Source passage:
##############################

A- : sharp satire of contemporary industrial management

See our review for fuller assessment.

The complete review's Review:

       The Award is set in an auditorium at a large French automobile factory. The action consists entirely of the awards-ceremony being held there, where workers (and the widow of one) and managers are being honoured in front of their colleagues. Each medal-winner is introduced by a speech by a manager (who have a tendency to get a bit carried away, and do go off-topic), and then the medal-winners get to speak -- so it goes, back and forth. Aside from a few parenthetical descriptions of the action on and around the stage, the book is made up up solely of these monologues.
       Industrial relations have clearly gone awry here. The managers have embraced some supposedly worker-friendly ideas, but deep down there is little more than contempt and distrust of the workers, necessary evils (or, preferably, imbeciles) that have to be prodded and pushed to doing the bare minimum and are treated as though they are the enemy practically all the time. Those assembled here are the select: "Your conformity is perfect", is how the first speaker greets them. But he, like the other managers, can't help but point out what's (still) wrong and how things might be done better. And, boy, do they get carried away: barely a page into his speech the first speaker is already giving masturbation how-to advice (a change of company policy -- they no longer condemn it, indeeed advocate it "for those of you not wise enough to equip yourselves with a spouse"):

Pull your foreskin upwards, then downwards, like a piston. Repeat this movement from twenty to fifty times, according to need., while steadily increasing your speed. Next, wipe yourself off with a Kleenex, provided for your convenience in our latrines. We have anticipated your every necessity. Pull your pants back up and return to your place on the production line. You will get back to work with twice the enthusiasm.

##############################

Supplied data:
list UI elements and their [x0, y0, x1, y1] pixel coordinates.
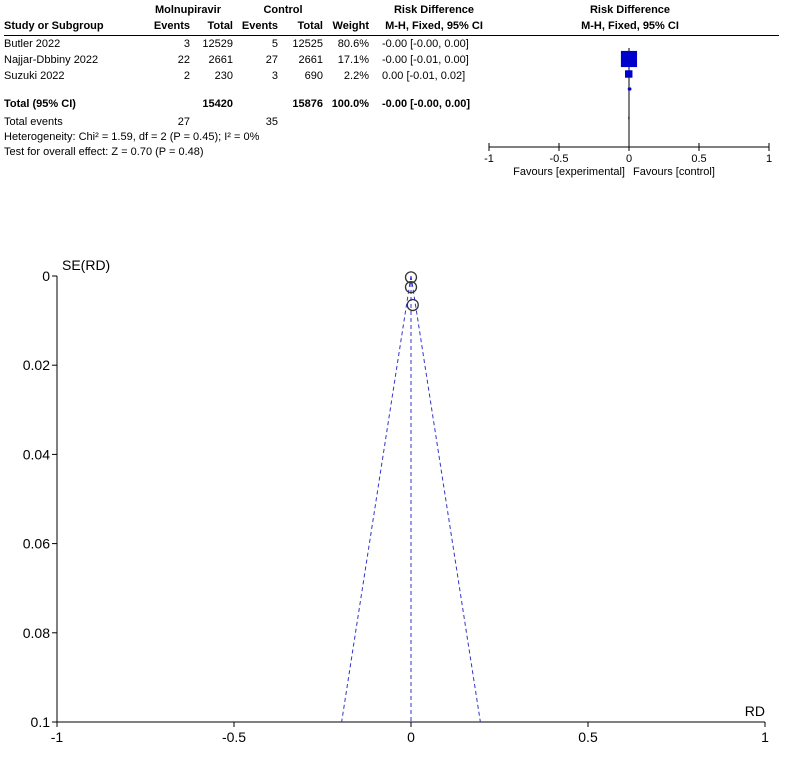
- forest-x-tick-label: 0: [626, 153, 632, 165]
- total-total1: 15420: [202, 98, 233, 110]
- row-events2: 5: [271, 38, 278, 50]
- row-total1: 2661: [208, 54, 233, 66]
- row-total2: 690: [304, 70, 323, 82]
- row-weight: 2.2%: [343, 70, 369, 82]
- col-header-events1: Events: [153, 20, 190, 32]
- funnel-study-point: [406, 298, 419, 312]
- study-weight-square: [620, 50, 638, 68]
- funnel-y-axis-label: SE(RD): [62, 257, 110, 273]
- row-ci: 0.00 [-0.01, 0.02]: [382, 70, 466, 82]
- row-total2: 12525: [292, 38, 323, 50]
- funnel-x-axis-label: RD: [745, 703, 765, 719]
- col-header-total1: Total: [207, 20, 233, 32]
- total-events-label: Total events: [4, 116, 63, 128]
- total-label: Total (95% CI): [4, 98, 76, 110]
- group-header-effect-left: Risk Difference: [393, 4, 475, 16]
- row-events1: 3: [183, 38, 190, 50]
- col-header-method-right: M-H, Fixed, 95% CI: [581, 20, 679, 32]
- favours-right-label: Favours [control]: [633, 166, 715, 178]
- forest-x-tick-label: 0.5: [691, 153, 706, 165]
- row-weight: 17.1%: [337, 54, 369, 66]
- funnel-y-tick-label: 0.02: [23, 357, 50, 373]
- funnel-y-tick-label: 0.08: [23, 625, 50, 641]
- row-ci: -0.00 [-0.00, 0.00]: [382, 38, 469, 50]
- study-weight-square: [625, 70, 633, 78]
- col-header-study: Study or Subgroup: [4, 20, 104, 32]
- favours-left-label: Favours [experimental]: [513, 166, 625, 178]
- forest-x-tick-label: 1: [766, 153, 772, 165]
- row-study-name: Butler 2022: [4, 38, 61, 50]
- funnel-x-tick-label: 0.5: [578, 729, 598, 745]
- row-ci: -0.00 [-0.01, 0.00]: [382, 54, 469, 66]
- funnel-plot: 0 0.02 0.04 0.06 0.08 0.1-1 -0.5 0 0.5 1 SE(RD) RD: [23, 257, 769, 745]
- funnel-x-tick-label: -0.5: [222, 729, 246, 745]
- col-header-total2: Total: [297, 20, 323, 32]
- funnel-left-limit: [341, 275, 412, 723]
- col-header-method-left: M-H, Fixed, 95% CI: [385, 20, 483, 32]
- funnel-x-tick-label: 1: [761, 729, 769, 745]
- group-header-control: Control: [263, 4, 303, 16]
- col-header-events2: Events: [241, 20, 278, 32]
- col-header-weight: Weight: [332, 20, 369, 32]
- row-study-name: Suzuki 2022: [4, 70, 65, 82]
- funnel-x-tick-label: -1: [51, 729, 64, 745]
- forest-x-tick-label: -1: [484, 153, 494, 165]
- funnel-y-tick-label: 0.04: [23, 446, 50, 462]
- pooled-diamond: [628, 113, 630, 123]
- funnel-y-tick-label: 0.1: [31, 714, 51, 730]
- funnel-study-point: [404, 271, 418, 284]
- funnel-right-limit: [410, 275, 481, 723]
- group-header-effect-right: Risk Difference: [589, 4, 671, 16]
- total-total2: 15876: [292, 98, 323, 110]
- row-total2: 2661: [298, 54, 323, 66]
- row-events1: 22: [177, 54, 190, 66]
- overall-effect-text: Test for overall effect: Z = 0.70 (P = 0…: [4, 146, 204, 158]
- study-weight-square: [628, 87, 632, 91]
- forest-plot-graph: -1 -0.5 0 0.5 1 Favours [experimental] Favours…: [484, 48, 772, 178]
- heterogeneity-text: Heterogeneity: Chi² = 1.59, df = 2 (P = …: [4, 131, 260, 143]
- row-total1: 12529: [202, 38, 233, 50]
- row-total1: 230: [214, 70, 233, 82]
- funnel-y-tick-label: 0: [42, 268, 50, 284]
- forest-x-tick-label: -0.5: [550, 153, 569, 165]
- total-events1: 27: [177, 116, 190, 128]
- header-rule: [4, 35, 779, 36]
- total-ci: -0.00 [-0.00, 0.00]: [382, 98, 471, 110]
- row-events2: 27: [265, 54, 278, 66]
- total-weight: 100.0%: [331, 98, 369, 110]
- row-events1: 2: [183, 70, 190, 82]
- group-header-treatment: Molnupiravir: [154, 4, 221, 16]
- funnel-y-tick-label: 0.06: [23, 536, 50, 552]
- funnel-study-point: [404, 280, 418, 294]
- total-events2: 35: [265, 116, 278, 128]
- row-weight: 80.6%: [337, 38, 369, 50]
- funnel-x-tick-label: 0: [407, 729, 415, 745]
- row-study-name: Najjar-Dbbiny 2022: [4, 54, 99, 66]
- row-events2: 3: [271, 70, 278, 82]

##############################

Task list:
1. Restate, word for word, the part of the review of The Award starting at "See our review" and ending at "of these monologues.".
2. Write what comes next in the review of The Award, picking up after its final sentence.

Answers below:
1.
See our review for fuller assessment.

The complete review's Review:

       The Award is set in an auditorium at a large French automobile factory. The action consists entirely of the awards-ceremony being held there, where workers (and the widow of one) and managers are being honoured in front of their colleagues. Each medal-winner is introduced by a speech by a manager (who have a tendency to get a bit carried away, and do go off-topic), and then the medal-winners get to speak -- so it goes, back and forth. Aside from a few parenthetical descriptions of the action on and around the stage, the book is made up up solely of these monologues.

2.
       Indeed, they make it sound like all they want is a happy workplace:
We never surrender to discouragement. Your well-being is dear to our hearts and, if necessary, we will impose it upon you.
       The paternalistic corporation thinks it knows best, but the medal-winners tell quite a different story. True, they acknowledge complete devotion to the company, but mainly because they've been broken by it, and have no other place. Their lives revolve around their work entirely. The working conditions are terrible, the work itself either numbing or dangerous (or both). These are not happy people.
       Driving home the point that management's sunny vision isn't working out the way imagined is the fact that during the speeches news comes of agitators in the plant: workers causing greater and greater trouble, until in the end they storm the auditorium itself. But the order of the day is still hard to upset.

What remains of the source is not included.